_Exercise prompt_: Search the data for the word "false" and copy every line where it occurs.

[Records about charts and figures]

****

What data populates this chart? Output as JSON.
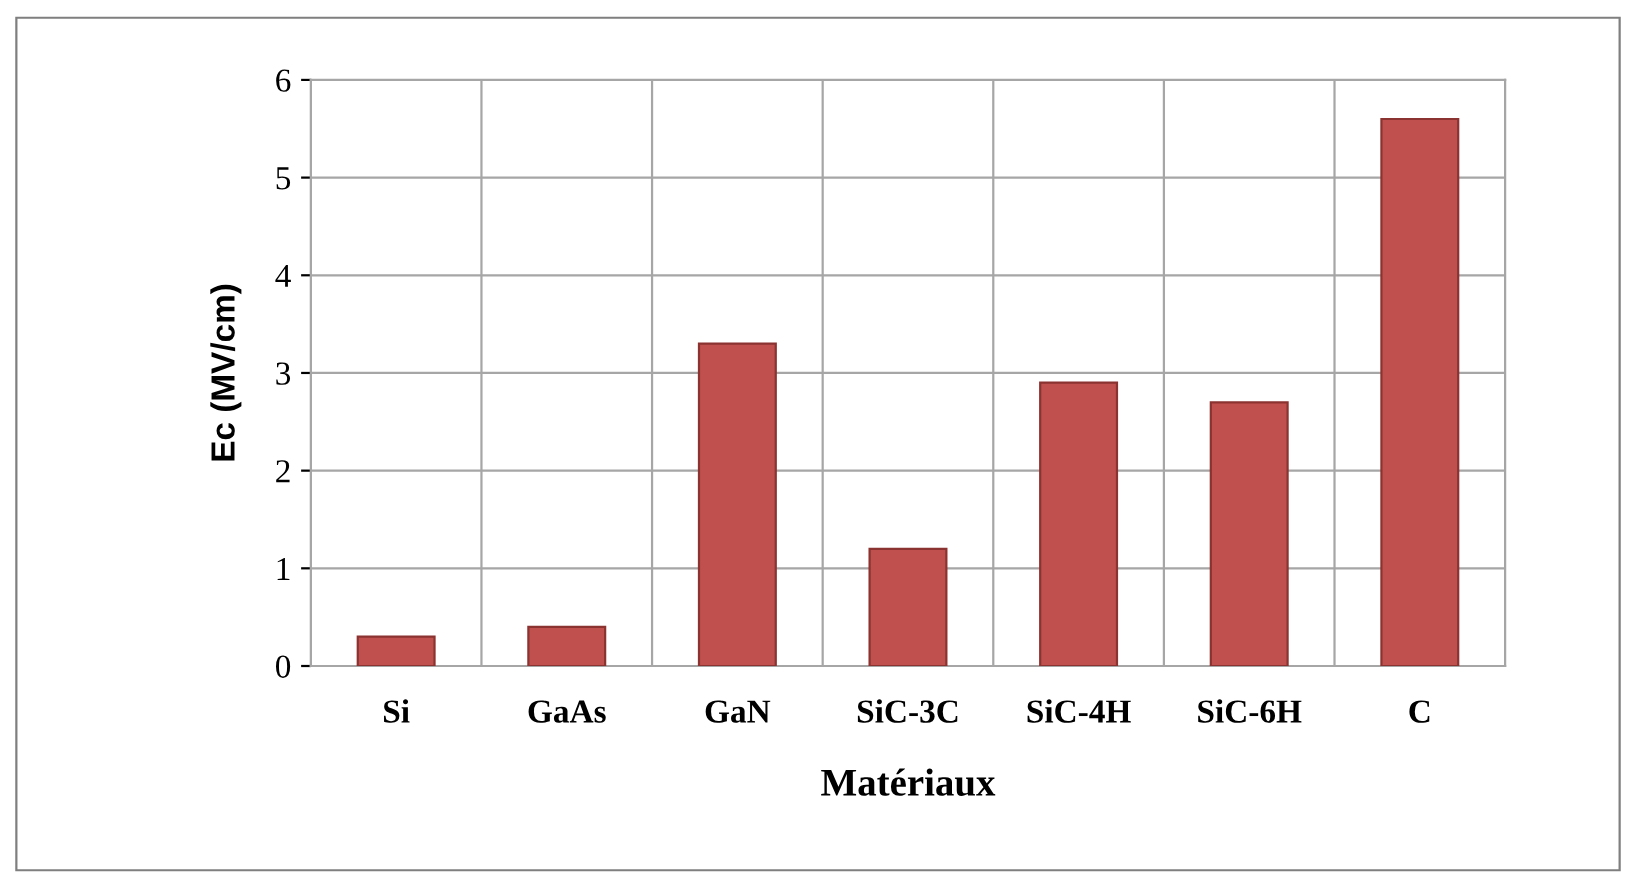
{
  "chart_data": {
    "type": "bar",
    "xlabel": "Matériaux",
    "ylabel": "Ec (MV/cm)",
    "categories": [
      "Si",
      "GaAs",
      "GaN",
      "SiC-3C",
      "SiC-4H",
      "SiC-6H",
      "C"
    ],
    "values": [
      0.3,
      0.4,
      3.3,
      1.2,
      2.9,
      2.7,
      5.6
    ],
    "color": "#c0504d",
    "ylim": [
      0,
      6
    ],
    "yticks": [
      0,
      1,
      2,
      3,
      4,
      5,
      6
    ],
    "grid": true,
    "legend": false
  }
}
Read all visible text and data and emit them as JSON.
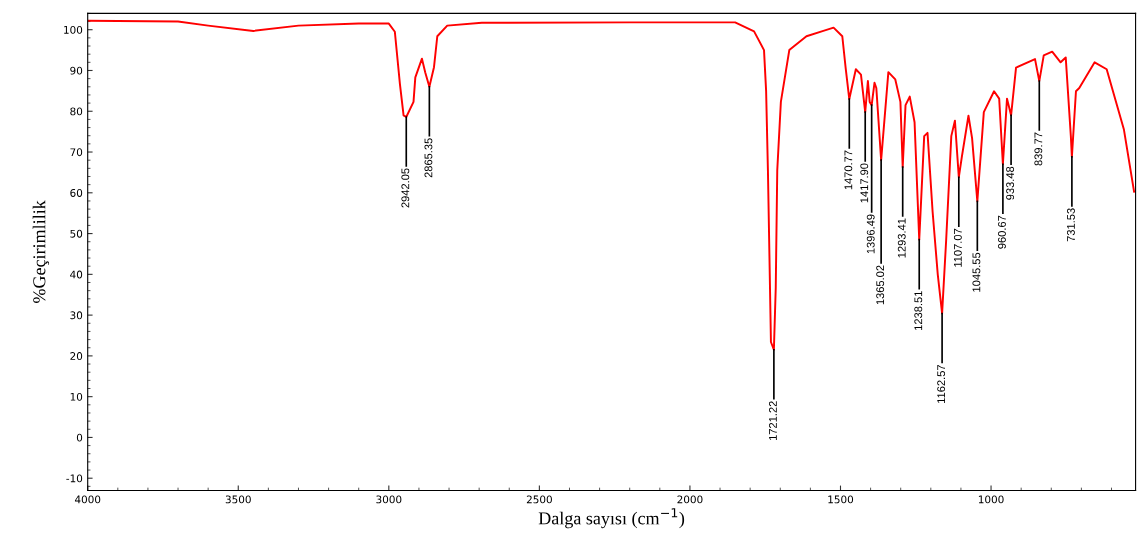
{
  "chart_data": {
    "type": "line",
    "xlabel": "Dalga sayısı (cm$^{−1}$)",
    "ylabel": "%Geçirimlilik",
    "xlim": [
      4000,
      520
    ],
    "ylim": [
      -13,
      104
    ],
    "xticks": [
      4000,
      3500,
      3000,
      2500,
      2000,
      1500,
      1000
    ],
    "yticks": [
      -10,
      0,
      10,
      20,
      30,
      40,
      50,
      60,
      70,
      80,
      90,
      100
    ],
    "grid": false,
    "legend": false,
    "marker": "none",
    "line_style": "solid",
    "series": [
      {
        "color": "#ff0000",
        "x": [
          4000,
          3700,
          3600,
          3450,
          3300,
          3100,
          3000,
          2980,
          2963,
          2951,
          2942.05,
          2918,
          2912,
          2890,
          2879,
          2865.35,
          2850,
          2839,
          2806,
          2691,
          2200,
          1850,
          1787,
          1754,
          1747,
          1741,
          1736,
          1731,
          1721.22,
          1715,
          1710,
          1698,
          1670,
          1613,
          1557,
          1523,
          1494,
          1483,
          1470.77,
          1449,
          1432,
          1417.9,
          1409,
          1403,
          1396.49,
          1387,
          1381,
          1365.02,
          1341,
          1318,
          1301,
          1293.41,
          1284,
          1270,
          1254,
          1238.51,
          1222,
          1211,
          1194,
          1177,
          1162.57,
          1149,
          1132,
          1120,
          1107.07,
          1097,
          1075,
          1063,
          1045.55,
          1024,
          990,
          973,
          960.67,
          947,
          933.48,
          917,
          854,
          839.77,
          825,
          797,
          769,
          752,
          735,
          731.53,
          718,
          707,
          656,
          616,
          559,
          525
        ],
        "values": [
          102.2,
          102,
          101,
          99.7,
          101,
          101.5,
          101.5,
          99.5,
          86.6,
          79,
          78.6,
          82.3,
          88.3,
          92.9,
          89.5,
          86,
          90.8,
          98.4,
          101,
          101.7,
          101.8,
          101.8,
          99.6,
          95,
          85,
          65.5,
          44.6,
          23.4,
          21.5,
          36.7,
          65.5,
          82.3,
          95,
          98.4,
          99.7,
          100.5,
          98.4,
          90.7,
          83,
          90.3,
          89,
          79.8,
          87.4,
          82.3,
          81.5,
          87,
          85.7,
          68,
          89.6,
          87.8,
          82.3,
          66.3,
          81.5,
          83.6,
          77.3,
          48.5,
          73.9,
          74.7,
          55.3,
          40,
          30.4,
          48.5,
          73.9,
          77.7,
          63.8,
          68.8,
          78.9,
          73.4,
          57.9,
          79.8,
          84.9,
          83.1,
          67,
          83.1,
          79,
          90.7,
          92.8,
          87.4,
          93.7,
          94.6,
          92,
          93.2,
          73.9,
          68.8,
          84.9,
          85.7,
          92,
          90.3,
          75.6,
          60.3
        ]
      }
    ],
    "annotations": [
      {
        "text": "2942.05",
        "x": 2942.05,
        "y": 78.6
      },
      {
        "text": "2865.35",
        "x": 2865.35,
        "y": 86
      },
      {
        "text": "1721.22",
        "x": 1721.22,
        "y": 21.5
      },
      {
        "text": "1470.77",
        "x": 1470.77,
        "y": 83
      },
      {
        "text": "1417.90",
        "x": 1417.9,
        "y": 79.8
      },
      {
        "text": "1396.49",
        "x": 1396.49,
        "y": 81.5
      },
      {
        "text": "1365.02",
        "x": 1365.02,
        "y": 68
      },
      {
        "text": "1293.41",
        "x": 1293.41,
        "y": 66.3
      },
      {
        "text": "1238.51",
        "x": 1238.51,
        "y": 48.5
      },
      {
        "text": "1162.57",
        "x": 1162.57,
        "y": 30.4
      },
      {
        "text": "1107.07",
        "x": 1107.07,
        "y": 63.8
      },
      {
        "text": "1045.55",
        "x": 1045.55,
        "y": 57.9
      },
      {
        "text": "960.67",
        "x": 960.67,
        "y": 67
      },
      {
        "text": "933.48",
        "x": 933.48,
        "y": 79
      },
      {
        "text": "839.77",
        "x": 839.77,
        "y": 87.4
      },
      {
        "text": "731.53",
        "x": 731.53,
        "y": 68.8
      }
    ]
  }
}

****

_Answer to this exercise_:
    "legend": false
    "grid": false,
    "legend": false,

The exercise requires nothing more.